Requirements:
Lines containing the word "name" are the ones to copy from the records below.

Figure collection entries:
• • •
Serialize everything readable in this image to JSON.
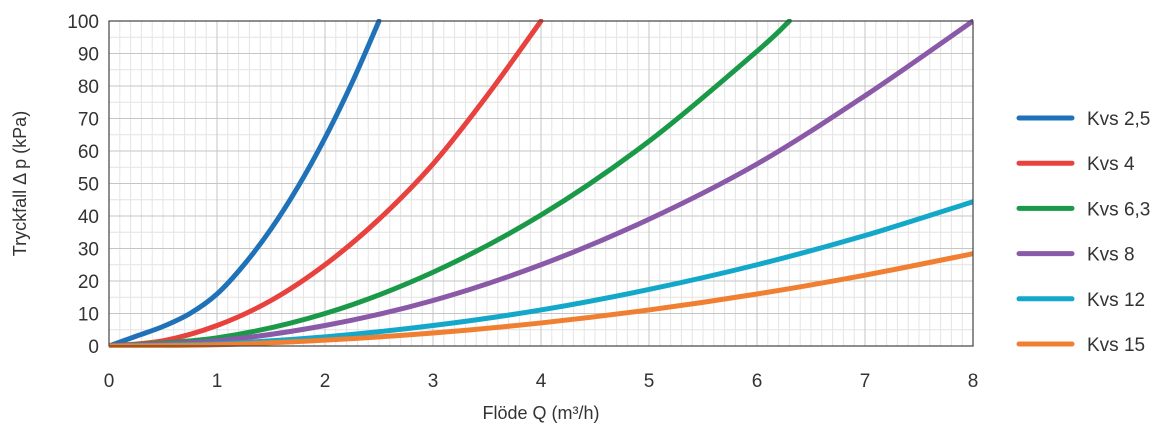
{
  "chart_data": {
    "type": "line",
    "xlabel": "Flöde Q (m³/h)",
    "ylabel": "Tryckfall Δ p (kPa)",
    "xlim": [
      0,
      8
    ],
    "ylim": [
      0,
      100
    ],
    "x_ticks": [
      "0",
      "1",
      "2",
      "3",
      "4",
      "5",
      "6",
      "7",
      "8"
    ],
    "y_ticks": [
      "0",
      "10",
      "20",
      "30",
      "40",
      "50",
      "60",
      "70",
      "80",
      "90",
      "100"
    ],
    "grid": true,
    "legend_position": "right",
    "series": [
      {
        "name": "Kvs 2,5",
        "color": "#1f72b8",
        "points": [
          [
            0,
            0
          ],
          [
            0.25,
            3
          ],
          [
            0.5,
            6
          ],
          [
            0.75,
            10
          ],
          [
            1,
            16
          ],
          [
            1.25,
            25
          ],
          [
            1.5,
            36
          ],
          [
            1.75,
            49
          ],
          [
            2,
            64
          ],
          [
            2.25,
            81
          ],
          [
            2.5,
            100
          ]
        ]
      },
      {
        "name": "Kvs 4",
        "color": "#e8423f",
        "points": [
          [
            0,
            0
          ],
          [
            0.5,
            1.6
          ],
          [
            1,
            6.3
          ],
          [
            1.5,
            14
          ],
          [
            2,
            25
          ],
          [
            2.5,
            39
          ],
          [
            3,
            56
          ],
          [
            3.5,
            77
          ],
          [
            4,
            100
          ]
        ]
      },
      {
        "name": "Kvs 6,3",
        "color": "#1a9a48",
        "points": [
          [
            0,
            0
          ],
          [
            1,
            2.5
          ],
          [
            2,
            10
          ],
          [
            3,
            22.7
          ],
          [
            4,
            40.3
          ],
          [
            5,
            63
          ],
          [
            6,
            90.7
          ],
          [
            6.3,
            100
          ]
        ]
      },
      {
        "name": "Kvs 8",
        "color": "#8a5aa8",
        "points": [
          [
            0,
            0
          ],
          [
            1,
            1.6
          ],
          [
            2,
            6.3
          ],
          [
            3,
            14
          ],
          [
            4,
            25
          ],
          [
            5,
            39
          ],
          [
            6,
            56
          ],
          [
            7,
            77
          ],
          [
            8,
            100
          ]
        ]
      },
      {
        "name": "Kvs 12",
        "color": "#13a8c9",
        "points": [
          [
            0,
            0
          ],
          [
            1,
            0.7
          ],
          [
            2,
            2.8
          ],
          [
            3,
            6.3
          ],
          [
            4,
            11.1
          ],
          [
            5,
            17.4
          ],
          [
            6,
            25
          ],
          [
            7,
            34
          ],
          [
            8,
            44.4
          ]
        ]
      },
      {
        "name": "Kvs 15",
        "color": "#f07f32",
        "points": [
          [
            0,
            0
          ],
          [
            1,
            0.4
          ],
          [
            2,
            1.8
          ],
          [
            3,
            4
          ],
          [
            4,
            7.1
          ],
          [
            5,
            11.1
          ],
          [
            6,
            16
          ],
          [
            7,
            21.8
          ],
          [
            8,
            28.4
          ]
        ]
      }
    ]
  }
}
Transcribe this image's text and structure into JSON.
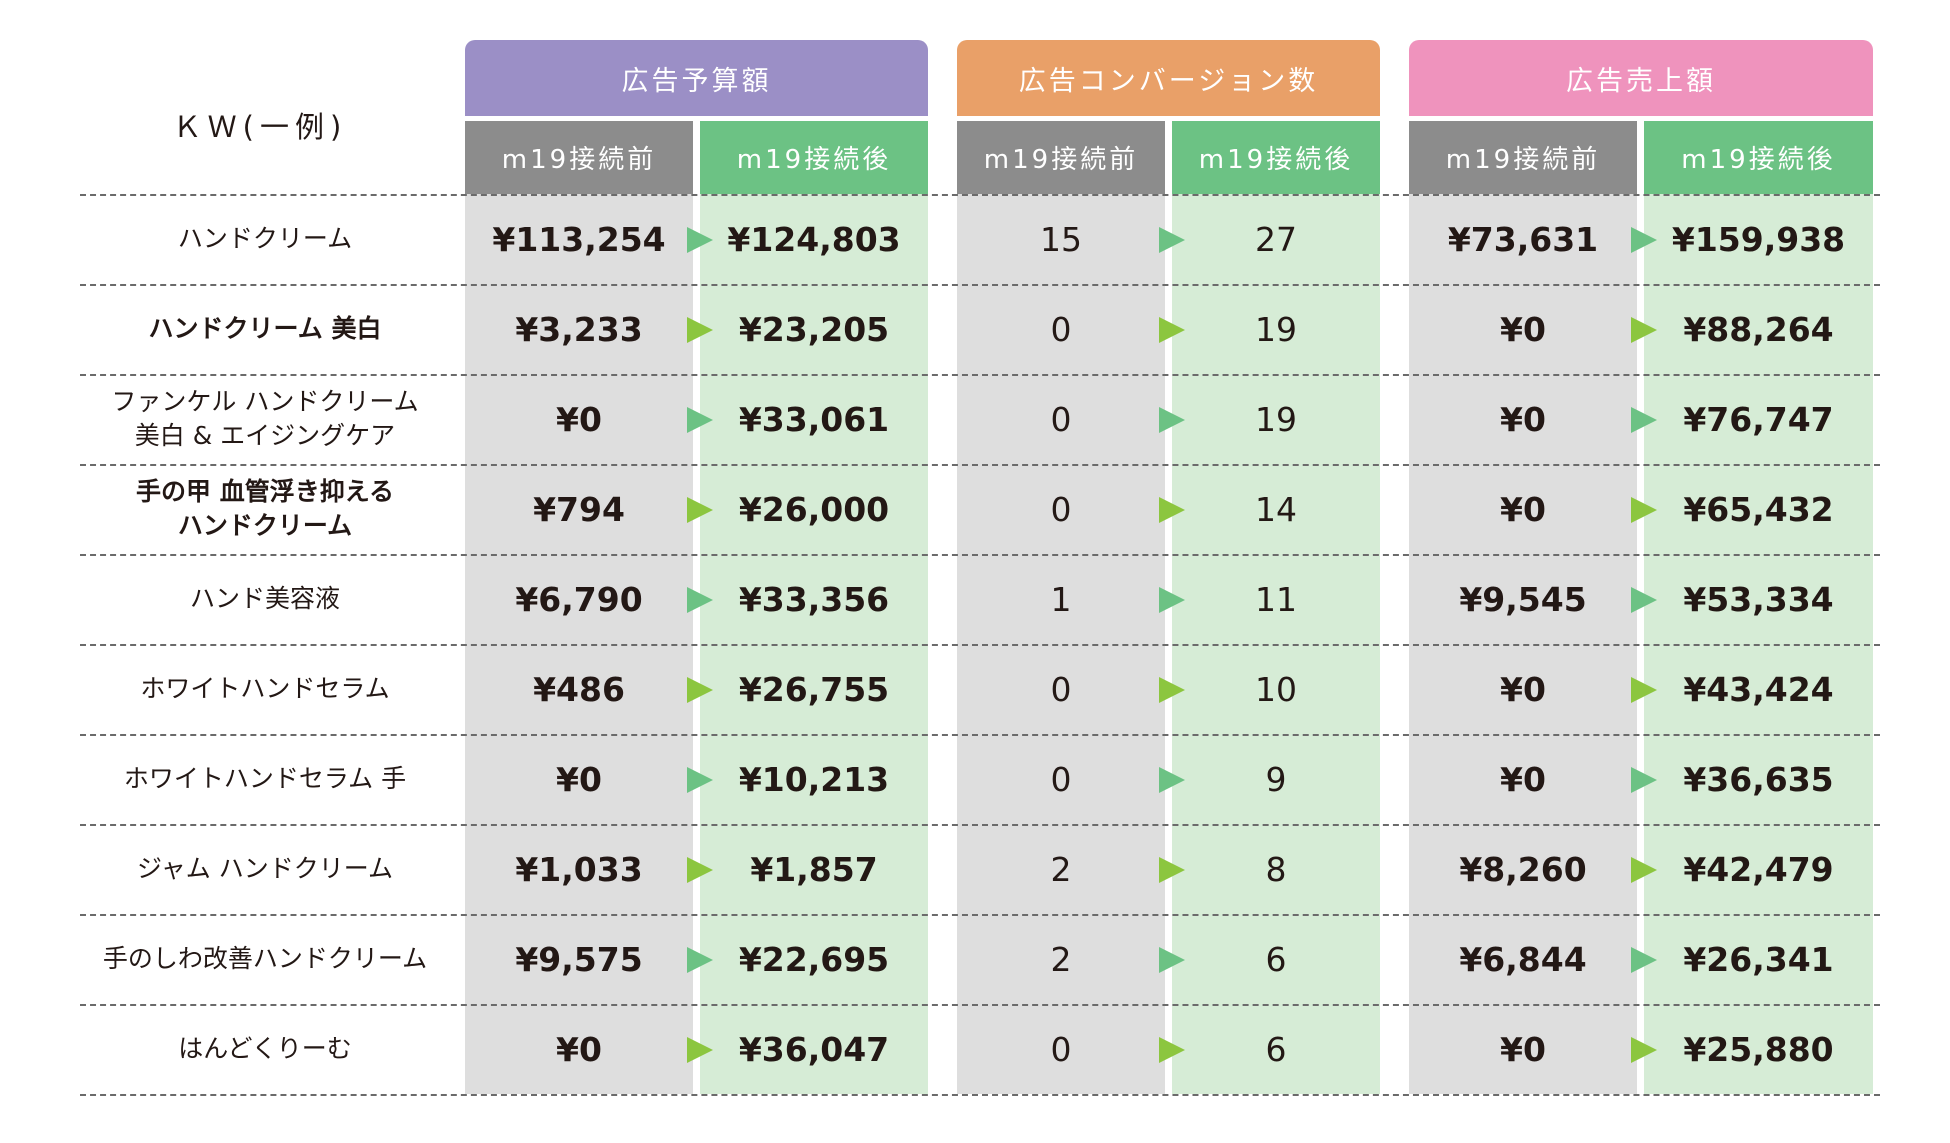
{
  "header": {
    "kw_label": "ＫＷ(一例)",
    "groups": [
      {
        "label": "広告予算額",
        "color": "#9b8fc6",
        "before": "m19接続前",
        "after": "m19接続後"
      },
      {
        "label": "広告コンバージョン数",
        "color": "#e9a068",
        "before": "m19接続前",
        "after": "m19接続後"
      },
      {
        "label": "広告売上額",
        "color": "#ef93bd",
        "before": "m19接続前",
        "after": "m19接続後"
      }
    ]
  },
  "colors": {
    "before_header": "#8c8c8c",
    "after_header": "#6cc284",
    "before_bg": "#dedede",
    "after_bg": "#d6ecd6",
    "arrow_green": "#6cc284",
    "arrow_lime": "#8cc63f"
  },
  "rows": [
    {
      "kw": "ハンドクリーム",
      "budget_before": "¥113,254",
      "budget_after": "¥124,803",
      "cv_before": "15",
      "cv_after": "27",
      "sales_before": "¥73,631",
      "sales_after": "¥159,938"
    },
    {
      "kw": "ハンドクリーム 美白",
      "budget_before": "¥3,233",
      "budget_after": "¥23,205",
      "cv_before": "0",
      "cv_after": "19",
      "sales_before": "¥0",
      "sales_after": "¥88,264"
    },
    {
      "kw": "ファンケル ハンドクリーム\n美白 & エイジングケア",
      "budget_before": "¥0",
      "budget_after": "¥33,061",
      "cv_before": "0",
      "cv_after": "19",
      "sales_before": "¥0",
      "sales_after": "¥76,747"
    },
    {
      "kw": "手の甲 血管浮き抑える\nハンドクリーム",
      "budget_before": "¥794",
      "budget_after": "¥26,000",
      "cv_before": "0",
      "cv_after": "14",
      "sales_before": "¥0",
      "sales_after": "¥65,432"
    },
    {
      "kw": "ハンド美容液",
      "budget_before": "¥6,790",
      "budget_after": "¥33,356",
      "cv_before": "1",
      "cv_after": "11",
      "sales_before": "¥9,545",
      "sales_after": "¥53,334"
    },
    {
      "kw": "ホワイトハンドセラム",
      "budget_before": "¥486",
      "budget_after": "¥26,755",
      "cv_before": "0",
      "cv_after": "10",
      "sales_before": "¥0",
      "sales_after": "¥43,424"
    },
    {
      "kw": "ホワイトハンドセラム 手",
      "budget_before": "¥0",
      "budget_after": "¥10,213",
      "cv_before": "0",
      "cv_after": "9",
      "sales_before": "¥0",
      "sales_after": "¥36,635"
    },
    {
      "kw": "ジャム ハンドクリーム",
      "budget_before": "¥1,033",
      "budget_after": "¥1,857",
      "cv_before": "2",
      "cv_after": "8",
      "sales_before": "¥8,260",
      "sales_after": "¥42,479"
    },
    {
      "kw": "手のしわ改善ハンドクリーム",
      "budget_before": "¥9,575",
      "budget_after": "¥22,695",
      "cv_before": "2",
      "cv_after": "6",
      "sales_before": "¥6,844",
      "sales_after": "¥26,341"
    },
    {
      "kw": "はんどくりーむ",
      "budget_before": "¥0",
      "budget_after": "¥36,047",
      "cv_before": "0",
      "cv_after": "6",
      "sales_before": "¥0",
      "sales_after": "¥25,880"
    }
  ]
}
• • •
Correct response:
        "name": "Kvs 2,5",
        "name": "Kvs 4",
        "name": "Kvs 6,3",
        "name": "Kvs 8",
        "name": "Kvs 12",
        "name": "Kvs 15",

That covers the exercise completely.